WHAT IS BEING ASKED:
Return the lines where the word "соответствии" occurs.

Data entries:
----------------
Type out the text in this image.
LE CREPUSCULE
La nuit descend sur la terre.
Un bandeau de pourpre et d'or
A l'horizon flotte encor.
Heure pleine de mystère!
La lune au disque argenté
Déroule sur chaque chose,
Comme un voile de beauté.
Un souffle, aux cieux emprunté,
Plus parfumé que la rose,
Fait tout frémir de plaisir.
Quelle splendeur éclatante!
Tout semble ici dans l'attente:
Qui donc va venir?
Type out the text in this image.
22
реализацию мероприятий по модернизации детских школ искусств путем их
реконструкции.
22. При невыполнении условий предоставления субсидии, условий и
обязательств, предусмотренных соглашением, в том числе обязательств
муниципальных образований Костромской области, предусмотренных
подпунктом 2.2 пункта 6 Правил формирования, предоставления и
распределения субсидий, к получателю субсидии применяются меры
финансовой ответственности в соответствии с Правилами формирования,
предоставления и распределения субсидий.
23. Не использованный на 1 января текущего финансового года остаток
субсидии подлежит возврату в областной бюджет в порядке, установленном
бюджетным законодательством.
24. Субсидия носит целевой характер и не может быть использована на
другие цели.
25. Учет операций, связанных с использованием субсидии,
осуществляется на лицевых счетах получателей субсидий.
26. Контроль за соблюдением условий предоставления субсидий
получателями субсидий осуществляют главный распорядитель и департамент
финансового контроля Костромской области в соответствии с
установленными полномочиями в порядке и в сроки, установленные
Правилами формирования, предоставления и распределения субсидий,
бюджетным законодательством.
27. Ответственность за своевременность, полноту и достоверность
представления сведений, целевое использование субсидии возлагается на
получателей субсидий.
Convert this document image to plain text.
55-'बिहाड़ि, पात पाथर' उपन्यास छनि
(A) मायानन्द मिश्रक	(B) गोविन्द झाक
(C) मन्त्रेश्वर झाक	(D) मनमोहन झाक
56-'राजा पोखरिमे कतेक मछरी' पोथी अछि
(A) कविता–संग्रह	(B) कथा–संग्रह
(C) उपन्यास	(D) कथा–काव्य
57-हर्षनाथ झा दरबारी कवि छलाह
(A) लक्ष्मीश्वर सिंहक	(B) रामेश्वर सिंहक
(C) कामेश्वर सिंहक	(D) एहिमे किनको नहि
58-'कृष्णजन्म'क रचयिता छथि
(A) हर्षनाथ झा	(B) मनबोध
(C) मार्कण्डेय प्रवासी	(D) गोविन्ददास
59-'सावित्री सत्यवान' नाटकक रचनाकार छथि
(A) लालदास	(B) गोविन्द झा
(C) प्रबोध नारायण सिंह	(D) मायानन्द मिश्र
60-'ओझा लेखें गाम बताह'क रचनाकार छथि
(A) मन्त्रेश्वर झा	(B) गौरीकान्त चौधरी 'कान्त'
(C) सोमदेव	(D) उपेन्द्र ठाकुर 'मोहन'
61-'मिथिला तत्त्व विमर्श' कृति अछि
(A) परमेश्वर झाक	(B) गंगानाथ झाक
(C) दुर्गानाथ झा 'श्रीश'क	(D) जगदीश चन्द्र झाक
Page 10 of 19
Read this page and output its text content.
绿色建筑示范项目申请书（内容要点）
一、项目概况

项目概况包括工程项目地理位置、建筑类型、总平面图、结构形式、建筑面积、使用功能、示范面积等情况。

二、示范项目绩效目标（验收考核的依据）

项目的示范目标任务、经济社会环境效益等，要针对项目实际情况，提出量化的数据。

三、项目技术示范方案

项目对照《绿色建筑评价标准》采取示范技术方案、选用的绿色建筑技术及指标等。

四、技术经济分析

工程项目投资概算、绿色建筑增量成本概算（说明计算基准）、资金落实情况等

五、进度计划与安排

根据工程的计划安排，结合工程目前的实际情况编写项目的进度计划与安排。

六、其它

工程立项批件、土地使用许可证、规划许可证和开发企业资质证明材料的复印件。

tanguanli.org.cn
----------------
EXERCISE RESPONSE:
финансовой ответственности в соответствии с Правилами формирования,
финансового контроля Костромской области в соответствии с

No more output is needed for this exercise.